Collected data:
↓
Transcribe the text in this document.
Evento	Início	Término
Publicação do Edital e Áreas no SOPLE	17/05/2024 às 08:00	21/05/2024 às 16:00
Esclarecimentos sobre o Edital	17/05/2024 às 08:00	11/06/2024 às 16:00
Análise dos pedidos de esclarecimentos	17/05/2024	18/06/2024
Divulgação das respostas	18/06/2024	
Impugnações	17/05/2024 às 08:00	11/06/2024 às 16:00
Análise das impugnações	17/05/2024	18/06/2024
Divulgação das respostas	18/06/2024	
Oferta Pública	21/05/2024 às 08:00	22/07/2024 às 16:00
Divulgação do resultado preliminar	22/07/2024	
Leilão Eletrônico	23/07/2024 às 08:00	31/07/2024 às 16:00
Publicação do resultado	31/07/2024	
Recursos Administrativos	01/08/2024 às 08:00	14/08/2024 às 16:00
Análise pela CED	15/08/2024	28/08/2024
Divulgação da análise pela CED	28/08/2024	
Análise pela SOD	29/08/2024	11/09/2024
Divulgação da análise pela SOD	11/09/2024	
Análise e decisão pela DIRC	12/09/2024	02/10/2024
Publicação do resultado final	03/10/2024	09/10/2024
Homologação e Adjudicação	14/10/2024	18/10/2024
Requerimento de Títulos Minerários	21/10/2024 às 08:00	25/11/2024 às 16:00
↑
- _WHAT THIS TASK INVOLVES_: Write down the full listing again, exactly.

- _ANSWER TO THE PROBLEM_:
Transcribe the text in this document.
Evento	Início	Término
Publicação do Edital e Áreas no SOPLE	17/05/2024 às 08:00	21/05/2024 às 16:00
Esclarecimentos sobre o Edital	17/05/2024 às 08:00	11/06/2024 às 16:00
Análise dos pedidos de esclarecimentos	17/05/2024	18/06/2024
Divulgação das respostas	18/06/2024	
Impugnações	17/05/2024 às 08:00	11/06/2024 às 16:00
Análise das impugnações	17/05/2024	18/06/2024
Divulgação das respostas	18/06/2024	
Oferta Pública	21/05/2024 às 08:00	22/07/2024 às 16:00
Divulgação do resultado preliminar	22/07/2024	
Leilão Eletrônico	23/07/2024 às 08:00	31/07/2024 às 16:00
Publicação do resultado	31/07/2024	
Recursos Administrativos	01/08/2024 às 08:00	14/08/2024 às 16:00
Análise pela CED	15/08/2024	28/08/2024
Divulgação da análise pela CED	28/08/2024	
Análise pela SOD	29/08/2024	11/09/2024
Divulgação da análise pela SOD	11/09/2024	
Análise e decisão pela DIRC	12/09/2024	02/10/2024
Publicação do resultado final	03/10/2024	09/10/2024
Homologação e Adjudicação	14/10/2024	18/10/2024
Requerimento de Títulos Minerários	21/10/2024 às 08:00	25/11/2024 às 16:00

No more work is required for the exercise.